Data listing:

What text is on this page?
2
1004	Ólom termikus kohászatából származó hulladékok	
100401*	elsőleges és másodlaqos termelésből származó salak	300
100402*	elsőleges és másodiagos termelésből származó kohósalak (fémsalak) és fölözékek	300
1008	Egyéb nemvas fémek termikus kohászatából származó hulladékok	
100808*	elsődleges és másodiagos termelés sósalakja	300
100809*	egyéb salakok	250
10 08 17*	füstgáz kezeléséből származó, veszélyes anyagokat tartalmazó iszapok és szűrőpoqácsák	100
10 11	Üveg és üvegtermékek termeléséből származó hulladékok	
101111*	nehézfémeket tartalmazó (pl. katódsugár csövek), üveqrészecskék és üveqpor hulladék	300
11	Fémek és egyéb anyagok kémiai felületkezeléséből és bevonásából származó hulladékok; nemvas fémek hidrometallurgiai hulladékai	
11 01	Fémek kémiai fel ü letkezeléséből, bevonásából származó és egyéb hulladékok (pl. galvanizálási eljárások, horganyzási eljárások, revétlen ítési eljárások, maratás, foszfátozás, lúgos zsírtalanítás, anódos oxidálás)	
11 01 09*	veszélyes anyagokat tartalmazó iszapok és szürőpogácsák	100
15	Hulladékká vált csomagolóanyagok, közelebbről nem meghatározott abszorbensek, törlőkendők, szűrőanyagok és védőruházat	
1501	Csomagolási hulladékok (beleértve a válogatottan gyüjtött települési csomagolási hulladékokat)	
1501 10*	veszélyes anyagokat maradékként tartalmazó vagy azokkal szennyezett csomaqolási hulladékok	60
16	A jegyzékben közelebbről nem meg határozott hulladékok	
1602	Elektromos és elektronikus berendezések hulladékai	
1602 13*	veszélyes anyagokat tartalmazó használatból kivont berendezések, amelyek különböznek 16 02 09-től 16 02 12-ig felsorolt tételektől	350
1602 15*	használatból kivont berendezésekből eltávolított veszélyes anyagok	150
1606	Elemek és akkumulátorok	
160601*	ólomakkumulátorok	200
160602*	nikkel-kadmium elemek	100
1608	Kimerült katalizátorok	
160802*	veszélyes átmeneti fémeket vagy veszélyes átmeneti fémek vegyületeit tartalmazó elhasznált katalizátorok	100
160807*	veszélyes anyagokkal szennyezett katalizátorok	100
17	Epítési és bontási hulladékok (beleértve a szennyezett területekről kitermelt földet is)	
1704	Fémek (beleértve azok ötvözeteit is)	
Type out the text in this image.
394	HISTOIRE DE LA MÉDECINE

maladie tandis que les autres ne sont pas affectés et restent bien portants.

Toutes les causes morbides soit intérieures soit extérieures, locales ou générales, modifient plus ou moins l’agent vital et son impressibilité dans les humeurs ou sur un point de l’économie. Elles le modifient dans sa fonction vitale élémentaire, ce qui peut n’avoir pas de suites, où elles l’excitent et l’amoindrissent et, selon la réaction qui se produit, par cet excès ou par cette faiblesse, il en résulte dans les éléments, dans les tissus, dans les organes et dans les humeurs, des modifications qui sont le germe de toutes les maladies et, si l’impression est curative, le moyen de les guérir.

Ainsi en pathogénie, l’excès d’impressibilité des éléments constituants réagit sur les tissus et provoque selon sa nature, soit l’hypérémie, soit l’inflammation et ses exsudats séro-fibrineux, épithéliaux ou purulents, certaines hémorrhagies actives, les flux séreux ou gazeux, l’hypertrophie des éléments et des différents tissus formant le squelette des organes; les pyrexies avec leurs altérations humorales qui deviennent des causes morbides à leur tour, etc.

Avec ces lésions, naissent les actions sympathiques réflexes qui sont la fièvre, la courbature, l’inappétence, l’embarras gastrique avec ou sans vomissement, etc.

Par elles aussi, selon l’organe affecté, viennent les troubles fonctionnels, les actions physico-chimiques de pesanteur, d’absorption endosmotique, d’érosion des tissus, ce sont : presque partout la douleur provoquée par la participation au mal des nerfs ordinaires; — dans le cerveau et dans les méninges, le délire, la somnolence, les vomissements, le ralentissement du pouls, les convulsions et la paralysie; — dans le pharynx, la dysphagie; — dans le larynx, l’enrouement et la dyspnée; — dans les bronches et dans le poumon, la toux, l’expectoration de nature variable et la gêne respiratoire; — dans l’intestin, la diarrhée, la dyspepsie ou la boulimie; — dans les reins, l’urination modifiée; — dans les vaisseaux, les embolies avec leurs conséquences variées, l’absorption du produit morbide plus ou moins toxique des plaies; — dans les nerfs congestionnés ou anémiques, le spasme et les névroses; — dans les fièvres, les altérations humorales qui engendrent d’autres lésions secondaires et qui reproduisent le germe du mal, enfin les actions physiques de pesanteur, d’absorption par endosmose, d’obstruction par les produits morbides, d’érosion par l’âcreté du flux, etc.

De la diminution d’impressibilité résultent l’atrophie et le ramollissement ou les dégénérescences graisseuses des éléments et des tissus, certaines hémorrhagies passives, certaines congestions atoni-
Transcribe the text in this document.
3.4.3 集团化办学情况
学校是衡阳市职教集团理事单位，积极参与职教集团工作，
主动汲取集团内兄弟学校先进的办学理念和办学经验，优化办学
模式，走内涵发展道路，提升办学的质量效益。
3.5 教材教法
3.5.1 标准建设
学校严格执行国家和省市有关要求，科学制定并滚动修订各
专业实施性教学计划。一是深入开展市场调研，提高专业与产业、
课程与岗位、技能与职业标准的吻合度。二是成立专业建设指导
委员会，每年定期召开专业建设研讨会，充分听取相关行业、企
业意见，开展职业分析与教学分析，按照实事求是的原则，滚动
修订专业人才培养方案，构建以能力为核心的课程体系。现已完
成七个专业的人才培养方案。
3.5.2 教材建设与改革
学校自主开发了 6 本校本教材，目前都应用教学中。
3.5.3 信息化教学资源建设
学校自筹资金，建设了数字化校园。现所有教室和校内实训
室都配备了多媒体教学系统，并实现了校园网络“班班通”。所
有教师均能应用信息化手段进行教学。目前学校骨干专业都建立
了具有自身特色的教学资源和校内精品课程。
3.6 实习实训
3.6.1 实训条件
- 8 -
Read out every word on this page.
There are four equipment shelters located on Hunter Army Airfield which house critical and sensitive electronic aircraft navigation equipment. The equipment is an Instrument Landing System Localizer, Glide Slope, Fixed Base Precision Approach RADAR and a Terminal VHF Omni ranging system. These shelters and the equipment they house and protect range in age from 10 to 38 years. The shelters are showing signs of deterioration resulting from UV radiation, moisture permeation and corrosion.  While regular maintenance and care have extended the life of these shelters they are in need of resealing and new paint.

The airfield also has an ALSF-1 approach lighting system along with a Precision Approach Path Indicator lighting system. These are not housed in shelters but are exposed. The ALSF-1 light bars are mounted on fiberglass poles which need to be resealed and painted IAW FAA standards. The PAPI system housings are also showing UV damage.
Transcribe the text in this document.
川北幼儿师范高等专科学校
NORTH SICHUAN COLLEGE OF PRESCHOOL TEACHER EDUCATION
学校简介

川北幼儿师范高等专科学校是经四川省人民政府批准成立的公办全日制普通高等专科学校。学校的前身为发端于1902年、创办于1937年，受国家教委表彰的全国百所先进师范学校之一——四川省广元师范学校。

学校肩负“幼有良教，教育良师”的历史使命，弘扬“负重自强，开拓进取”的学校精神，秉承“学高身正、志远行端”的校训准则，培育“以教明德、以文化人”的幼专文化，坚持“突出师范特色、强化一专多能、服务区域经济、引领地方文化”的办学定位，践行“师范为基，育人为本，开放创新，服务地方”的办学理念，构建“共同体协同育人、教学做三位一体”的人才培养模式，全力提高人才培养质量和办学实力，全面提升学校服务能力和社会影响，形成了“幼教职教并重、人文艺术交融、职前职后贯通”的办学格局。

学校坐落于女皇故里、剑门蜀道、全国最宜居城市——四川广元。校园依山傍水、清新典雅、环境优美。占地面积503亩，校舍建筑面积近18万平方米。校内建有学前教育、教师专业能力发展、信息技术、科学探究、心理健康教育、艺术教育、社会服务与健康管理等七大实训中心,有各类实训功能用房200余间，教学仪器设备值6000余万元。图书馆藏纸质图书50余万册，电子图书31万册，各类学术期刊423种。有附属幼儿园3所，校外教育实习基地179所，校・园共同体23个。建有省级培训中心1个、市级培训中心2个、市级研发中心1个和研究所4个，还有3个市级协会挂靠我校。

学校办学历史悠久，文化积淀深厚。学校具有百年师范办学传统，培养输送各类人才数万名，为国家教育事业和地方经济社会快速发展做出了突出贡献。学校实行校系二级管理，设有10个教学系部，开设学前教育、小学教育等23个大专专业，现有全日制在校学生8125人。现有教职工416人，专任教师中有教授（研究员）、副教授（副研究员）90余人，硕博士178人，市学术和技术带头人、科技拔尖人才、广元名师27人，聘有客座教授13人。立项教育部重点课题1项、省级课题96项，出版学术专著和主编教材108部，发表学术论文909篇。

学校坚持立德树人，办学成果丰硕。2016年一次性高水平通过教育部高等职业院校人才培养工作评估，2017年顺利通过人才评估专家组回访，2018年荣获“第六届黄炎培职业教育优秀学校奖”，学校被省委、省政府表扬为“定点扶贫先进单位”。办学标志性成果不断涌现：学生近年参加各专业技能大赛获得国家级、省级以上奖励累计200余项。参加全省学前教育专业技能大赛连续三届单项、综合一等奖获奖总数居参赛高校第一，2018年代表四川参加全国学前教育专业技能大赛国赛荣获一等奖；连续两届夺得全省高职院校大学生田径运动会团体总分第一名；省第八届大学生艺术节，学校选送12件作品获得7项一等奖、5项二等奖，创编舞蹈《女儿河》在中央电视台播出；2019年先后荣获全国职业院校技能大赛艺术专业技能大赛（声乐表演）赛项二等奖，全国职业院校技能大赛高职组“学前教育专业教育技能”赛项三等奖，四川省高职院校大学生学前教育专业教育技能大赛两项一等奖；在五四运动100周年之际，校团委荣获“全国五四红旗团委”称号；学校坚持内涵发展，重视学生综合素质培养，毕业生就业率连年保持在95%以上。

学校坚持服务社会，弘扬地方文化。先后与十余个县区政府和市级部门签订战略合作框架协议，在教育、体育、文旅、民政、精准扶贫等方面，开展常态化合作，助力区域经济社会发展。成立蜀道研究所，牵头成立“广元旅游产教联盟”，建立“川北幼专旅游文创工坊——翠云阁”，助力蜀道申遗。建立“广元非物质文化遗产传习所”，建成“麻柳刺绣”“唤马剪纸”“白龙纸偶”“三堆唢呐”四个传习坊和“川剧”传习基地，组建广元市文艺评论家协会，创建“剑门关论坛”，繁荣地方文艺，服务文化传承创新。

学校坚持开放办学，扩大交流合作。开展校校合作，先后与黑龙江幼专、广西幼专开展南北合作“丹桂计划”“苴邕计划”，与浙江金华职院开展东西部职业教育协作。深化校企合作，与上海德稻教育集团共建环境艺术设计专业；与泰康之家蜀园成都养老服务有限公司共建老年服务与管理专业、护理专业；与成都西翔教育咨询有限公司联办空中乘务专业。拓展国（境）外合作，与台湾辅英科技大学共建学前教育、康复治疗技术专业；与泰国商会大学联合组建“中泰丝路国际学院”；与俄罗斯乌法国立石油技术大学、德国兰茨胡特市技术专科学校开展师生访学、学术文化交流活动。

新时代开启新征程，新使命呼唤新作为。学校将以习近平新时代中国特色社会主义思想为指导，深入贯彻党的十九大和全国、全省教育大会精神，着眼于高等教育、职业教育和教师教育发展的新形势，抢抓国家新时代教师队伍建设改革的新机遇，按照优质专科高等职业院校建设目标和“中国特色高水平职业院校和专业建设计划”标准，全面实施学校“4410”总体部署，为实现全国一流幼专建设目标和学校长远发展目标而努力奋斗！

* Task to complete:
Identify and extract each line of the listing that contains "beleértve".

* Problem solution:
1501	Csomagolási hulladékok (beleértve a válogatottan gyüjtött települési csomagolási hulladékokat)	
17	Epítési és bontási hulladékok (beleértve a szennyezett területekről kitermelt földet is)	
1704	Fémek (beleértve azok ötvözeteit is)	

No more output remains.